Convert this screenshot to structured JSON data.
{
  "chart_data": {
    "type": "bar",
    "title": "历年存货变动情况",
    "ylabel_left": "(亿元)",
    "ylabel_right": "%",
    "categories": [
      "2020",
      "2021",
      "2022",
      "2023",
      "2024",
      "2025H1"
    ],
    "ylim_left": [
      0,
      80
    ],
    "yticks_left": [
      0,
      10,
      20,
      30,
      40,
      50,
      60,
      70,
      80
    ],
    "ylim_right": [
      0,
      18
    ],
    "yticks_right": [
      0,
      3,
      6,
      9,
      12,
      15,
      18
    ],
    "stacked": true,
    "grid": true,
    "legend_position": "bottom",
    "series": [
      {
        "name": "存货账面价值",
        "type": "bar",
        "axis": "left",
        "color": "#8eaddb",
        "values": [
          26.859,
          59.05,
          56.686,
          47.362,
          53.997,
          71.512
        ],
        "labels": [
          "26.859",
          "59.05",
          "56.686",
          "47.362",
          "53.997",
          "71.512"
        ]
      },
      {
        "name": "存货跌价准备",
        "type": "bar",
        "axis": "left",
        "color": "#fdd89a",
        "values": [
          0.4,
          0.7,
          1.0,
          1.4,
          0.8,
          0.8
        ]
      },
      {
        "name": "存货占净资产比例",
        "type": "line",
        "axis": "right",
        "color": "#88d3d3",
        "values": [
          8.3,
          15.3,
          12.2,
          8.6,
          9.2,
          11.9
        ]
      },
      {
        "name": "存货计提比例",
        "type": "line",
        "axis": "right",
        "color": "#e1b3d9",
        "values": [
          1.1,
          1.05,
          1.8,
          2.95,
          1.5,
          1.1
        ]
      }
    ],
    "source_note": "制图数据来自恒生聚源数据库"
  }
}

**YOUR OBJECTIVE:** Extract each entry in full and write it down exactly.

**RESPONSE BELOW:**
Convert this screenshot to structured JSON data.
{
  "chart_data": {
    "type": "bar",
    "title": "历年存货变动情况",
    "ylabel_left": "(亿元)",
    "ylabel_right": "%",
    "categories": [
      "2020",
      "2021",
      "2022",
      "2023",
      "2024",
      "2025H1"
    ],
    "ylim_left": [
      0,
      80
    ],
    "yticks_left": [
      0,
      10,
      20,
      30,
      40,
      50,
      60,
      70,
      80
    ],
    "ylim_right": [
      0,
      18
    ],
    "yticks_right": [
      0,
      3,
      6,
      9,
      12,
      15,
      18
    ],
    "stacked": true,
    "grid": true,
    "legend_position": "bottom",
    "series": [
      {
        "name": "存货账面价值",
        "type": "bar",
        "axis": "left",
        "color": "#8eaddb",
        "values": [
          26.859,
          59.05,
          56.686,
          47.362,
          53.997,
          71.512
        ],
        "labels": [
          "26.859",
          "59.05",
          "56.686",
          "47.362",
          "53.997",
          "71.512"
        ]
      },
      {
        "name": "存货跌价准备",
        "type": "bar",
        "axis": "left",
        "color": "#fdd89a",
        "values": [
          0.4,
          0.7,
          1.0,
          1.4,
          0.8,
          0.8
        ]
      },
      {
        "name": "存货占净资产比例",
        "type": "line",
        "axis": "right",
        "color": "#88d3d3",
        "values": [
          8.3,
          15.3,
          12.2,
          8.6,
          9.2,
          11.9
        ]
      },
      {
        "name": "存货计提比例",
        "type": "line",
        "axis": "right",
        "color": "#e1b3d9",
        "values": [
          1.1,
          1.05,
          1.8,
          2.95,
          1.5,
          1.1
        ]
      }
    ],
    "source_note": "制图数据来自恒生聚源数据库"
  }
}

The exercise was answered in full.